- _TO BE DONE_
Find how many lines of the listing below include the word "دراستك", then report the number by itself.

====== LISTING ======

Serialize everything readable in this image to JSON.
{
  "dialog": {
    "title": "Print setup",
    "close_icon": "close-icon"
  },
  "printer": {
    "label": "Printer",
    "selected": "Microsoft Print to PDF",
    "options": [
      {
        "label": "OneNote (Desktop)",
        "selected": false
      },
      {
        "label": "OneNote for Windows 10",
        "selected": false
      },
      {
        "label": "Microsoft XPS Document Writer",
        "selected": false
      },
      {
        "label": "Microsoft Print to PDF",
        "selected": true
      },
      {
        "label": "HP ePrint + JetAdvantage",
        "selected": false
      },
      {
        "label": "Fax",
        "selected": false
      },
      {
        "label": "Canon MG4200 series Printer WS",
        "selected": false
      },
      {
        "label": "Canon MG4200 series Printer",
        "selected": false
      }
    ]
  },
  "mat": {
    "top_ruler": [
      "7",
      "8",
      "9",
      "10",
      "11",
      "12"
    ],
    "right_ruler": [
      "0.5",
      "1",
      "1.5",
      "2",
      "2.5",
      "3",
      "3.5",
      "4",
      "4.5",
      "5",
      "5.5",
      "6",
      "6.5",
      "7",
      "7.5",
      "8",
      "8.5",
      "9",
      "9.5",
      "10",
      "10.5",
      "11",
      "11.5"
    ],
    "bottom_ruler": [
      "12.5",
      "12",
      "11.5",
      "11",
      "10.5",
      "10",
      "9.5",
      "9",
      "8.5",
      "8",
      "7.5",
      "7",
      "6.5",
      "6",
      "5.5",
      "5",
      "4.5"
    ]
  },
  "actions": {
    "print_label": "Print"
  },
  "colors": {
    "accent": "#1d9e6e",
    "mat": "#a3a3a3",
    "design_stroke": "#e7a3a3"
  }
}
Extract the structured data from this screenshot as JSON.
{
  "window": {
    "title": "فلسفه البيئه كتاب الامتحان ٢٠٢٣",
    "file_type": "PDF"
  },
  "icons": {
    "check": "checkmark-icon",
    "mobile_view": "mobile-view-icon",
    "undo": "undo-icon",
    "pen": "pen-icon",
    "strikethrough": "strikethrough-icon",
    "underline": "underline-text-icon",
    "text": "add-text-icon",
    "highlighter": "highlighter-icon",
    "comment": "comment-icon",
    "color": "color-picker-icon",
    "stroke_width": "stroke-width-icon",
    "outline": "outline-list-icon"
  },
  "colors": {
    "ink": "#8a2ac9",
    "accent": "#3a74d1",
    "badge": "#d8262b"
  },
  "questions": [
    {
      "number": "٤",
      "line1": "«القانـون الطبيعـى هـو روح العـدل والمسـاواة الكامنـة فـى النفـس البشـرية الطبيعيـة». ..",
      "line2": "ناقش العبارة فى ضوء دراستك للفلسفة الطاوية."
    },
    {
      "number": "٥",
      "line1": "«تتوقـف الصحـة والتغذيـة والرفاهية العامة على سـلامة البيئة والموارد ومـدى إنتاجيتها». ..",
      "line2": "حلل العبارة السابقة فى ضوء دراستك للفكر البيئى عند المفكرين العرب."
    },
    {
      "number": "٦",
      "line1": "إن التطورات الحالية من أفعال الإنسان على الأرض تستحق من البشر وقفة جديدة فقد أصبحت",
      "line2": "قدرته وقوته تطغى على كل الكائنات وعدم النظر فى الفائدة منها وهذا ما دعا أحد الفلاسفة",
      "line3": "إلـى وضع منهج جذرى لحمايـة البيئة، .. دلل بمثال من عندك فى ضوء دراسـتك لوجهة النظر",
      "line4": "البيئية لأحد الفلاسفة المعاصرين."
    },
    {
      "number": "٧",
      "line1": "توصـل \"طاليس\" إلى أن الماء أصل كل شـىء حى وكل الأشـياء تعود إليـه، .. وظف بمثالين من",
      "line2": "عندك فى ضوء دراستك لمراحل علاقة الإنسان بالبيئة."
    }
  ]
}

======

- _RESULT OF THE EXERCISE_
3